DATA FOR THIS TASK:
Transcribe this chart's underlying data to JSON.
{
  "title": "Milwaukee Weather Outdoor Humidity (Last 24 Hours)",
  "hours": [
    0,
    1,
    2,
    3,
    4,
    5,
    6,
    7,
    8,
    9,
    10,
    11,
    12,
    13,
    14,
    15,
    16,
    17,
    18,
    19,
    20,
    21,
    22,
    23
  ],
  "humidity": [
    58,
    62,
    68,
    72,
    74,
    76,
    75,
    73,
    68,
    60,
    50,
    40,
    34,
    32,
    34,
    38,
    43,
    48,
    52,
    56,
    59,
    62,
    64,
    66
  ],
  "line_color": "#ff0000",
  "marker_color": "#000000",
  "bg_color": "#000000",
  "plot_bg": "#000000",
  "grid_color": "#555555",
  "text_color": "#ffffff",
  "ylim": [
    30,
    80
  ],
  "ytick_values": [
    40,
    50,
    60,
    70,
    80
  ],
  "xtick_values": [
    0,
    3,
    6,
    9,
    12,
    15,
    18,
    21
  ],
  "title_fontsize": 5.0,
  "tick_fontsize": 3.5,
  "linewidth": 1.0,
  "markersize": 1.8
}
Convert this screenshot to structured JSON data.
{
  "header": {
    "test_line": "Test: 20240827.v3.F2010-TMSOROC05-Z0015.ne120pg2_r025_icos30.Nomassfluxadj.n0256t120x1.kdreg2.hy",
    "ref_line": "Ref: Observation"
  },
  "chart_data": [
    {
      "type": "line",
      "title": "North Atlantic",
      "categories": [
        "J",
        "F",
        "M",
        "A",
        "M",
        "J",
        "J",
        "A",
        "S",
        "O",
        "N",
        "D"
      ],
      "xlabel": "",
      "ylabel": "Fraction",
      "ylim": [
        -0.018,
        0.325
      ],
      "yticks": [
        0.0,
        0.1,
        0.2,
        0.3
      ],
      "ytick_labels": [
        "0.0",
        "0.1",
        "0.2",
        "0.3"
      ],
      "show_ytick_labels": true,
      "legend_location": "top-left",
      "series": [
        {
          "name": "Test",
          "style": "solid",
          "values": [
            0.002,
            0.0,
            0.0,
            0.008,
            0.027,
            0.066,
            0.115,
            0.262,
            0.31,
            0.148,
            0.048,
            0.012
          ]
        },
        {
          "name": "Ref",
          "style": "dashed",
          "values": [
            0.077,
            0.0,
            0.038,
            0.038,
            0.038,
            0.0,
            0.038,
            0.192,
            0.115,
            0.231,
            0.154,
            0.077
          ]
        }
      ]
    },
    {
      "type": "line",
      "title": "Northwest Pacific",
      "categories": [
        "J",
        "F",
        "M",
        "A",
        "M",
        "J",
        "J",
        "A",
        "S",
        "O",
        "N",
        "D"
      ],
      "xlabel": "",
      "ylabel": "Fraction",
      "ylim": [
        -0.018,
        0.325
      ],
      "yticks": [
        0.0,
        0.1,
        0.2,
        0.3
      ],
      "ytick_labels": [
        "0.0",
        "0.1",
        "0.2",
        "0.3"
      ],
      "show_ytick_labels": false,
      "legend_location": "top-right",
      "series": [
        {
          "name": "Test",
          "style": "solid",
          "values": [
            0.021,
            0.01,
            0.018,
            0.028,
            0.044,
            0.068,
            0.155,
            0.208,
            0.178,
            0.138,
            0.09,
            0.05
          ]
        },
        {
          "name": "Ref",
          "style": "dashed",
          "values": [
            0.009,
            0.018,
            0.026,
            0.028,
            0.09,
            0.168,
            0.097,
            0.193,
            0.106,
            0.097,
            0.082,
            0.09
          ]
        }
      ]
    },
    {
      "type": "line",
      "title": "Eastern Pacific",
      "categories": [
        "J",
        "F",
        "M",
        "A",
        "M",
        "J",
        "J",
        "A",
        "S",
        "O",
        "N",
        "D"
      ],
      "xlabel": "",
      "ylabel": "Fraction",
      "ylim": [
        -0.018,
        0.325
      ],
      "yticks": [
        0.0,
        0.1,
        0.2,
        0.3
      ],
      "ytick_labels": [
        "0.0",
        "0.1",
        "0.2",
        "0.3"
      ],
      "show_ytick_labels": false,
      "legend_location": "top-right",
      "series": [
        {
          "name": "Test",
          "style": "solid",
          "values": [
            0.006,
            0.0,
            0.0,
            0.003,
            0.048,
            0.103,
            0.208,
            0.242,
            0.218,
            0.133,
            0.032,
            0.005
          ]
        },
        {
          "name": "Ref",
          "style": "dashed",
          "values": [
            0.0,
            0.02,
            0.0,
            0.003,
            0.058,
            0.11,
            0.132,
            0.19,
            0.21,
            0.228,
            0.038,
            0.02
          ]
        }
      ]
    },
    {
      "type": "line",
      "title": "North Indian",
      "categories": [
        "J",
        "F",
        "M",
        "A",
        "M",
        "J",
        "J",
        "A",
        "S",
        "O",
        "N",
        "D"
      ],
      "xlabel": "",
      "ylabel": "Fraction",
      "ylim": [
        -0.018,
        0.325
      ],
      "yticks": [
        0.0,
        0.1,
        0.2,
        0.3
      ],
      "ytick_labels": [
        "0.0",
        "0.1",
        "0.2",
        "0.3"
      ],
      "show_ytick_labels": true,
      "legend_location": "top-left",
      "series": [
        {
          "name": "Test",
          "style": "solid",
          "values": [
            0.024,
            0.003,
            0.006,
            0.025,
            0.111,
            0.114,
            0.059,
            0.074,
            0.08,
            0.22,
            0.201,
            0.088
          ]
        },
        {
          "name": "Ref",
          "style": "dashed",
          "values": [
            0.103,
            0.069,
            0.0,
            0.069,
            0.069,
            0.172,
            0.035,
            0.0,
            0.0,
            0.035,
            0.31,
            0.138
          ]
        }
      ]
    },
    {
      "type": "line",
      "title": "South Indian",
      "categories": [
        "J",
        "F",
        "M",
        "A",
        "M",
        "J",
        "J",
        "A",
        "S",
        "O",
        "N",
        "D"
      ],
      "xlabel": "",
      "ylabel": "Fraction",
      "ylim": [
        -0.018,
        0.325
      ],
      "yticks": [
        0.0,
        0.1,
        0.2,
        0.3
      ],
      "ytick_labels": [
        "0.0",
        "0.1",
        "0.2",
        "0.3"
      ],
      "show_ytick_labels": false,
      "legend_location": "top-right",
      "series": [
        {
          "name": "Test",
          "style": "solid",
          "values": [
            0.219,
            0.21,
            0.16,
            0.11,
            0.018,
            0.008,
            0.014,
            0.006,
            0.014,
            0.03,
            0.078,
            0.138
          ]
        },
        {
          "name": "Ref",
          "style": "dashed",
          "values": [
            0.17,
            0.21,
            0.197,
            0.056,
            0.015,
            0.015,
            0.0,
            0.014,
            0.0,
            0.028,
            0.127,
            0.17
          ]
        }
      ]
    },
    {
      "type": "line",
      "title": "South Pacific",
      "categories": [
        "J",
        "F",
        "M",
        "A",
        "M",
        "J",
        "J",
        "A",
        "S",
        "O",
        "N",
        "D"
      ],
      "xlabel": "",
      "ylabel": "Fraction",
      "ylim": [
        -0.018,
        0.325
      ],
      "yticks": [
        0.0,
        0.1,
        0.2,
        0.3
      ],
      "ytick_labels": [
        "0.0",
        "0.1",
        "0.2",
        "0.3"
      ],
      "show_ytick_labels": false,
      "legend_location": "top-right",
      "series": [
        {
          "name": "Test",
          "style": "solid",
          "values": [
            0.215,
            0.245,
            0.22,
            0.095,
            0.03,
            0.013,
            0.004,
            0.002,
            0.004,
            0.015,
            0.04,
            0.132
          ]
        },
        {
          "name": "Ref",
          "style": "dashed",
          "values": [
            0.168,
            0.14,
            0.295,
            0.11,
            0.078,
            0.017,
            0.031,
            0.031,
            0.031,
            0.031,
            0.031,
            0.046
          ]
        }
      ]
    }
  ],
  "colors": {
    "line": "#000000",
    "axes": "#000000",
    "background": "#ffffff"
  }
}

REQUIREMENTS:
Show every line from the listing above in which the string "ffffff" appears.

SOLUTION FOR THIS TASK:
  "text_color": "#ffffff",
    "background": "#ffffff"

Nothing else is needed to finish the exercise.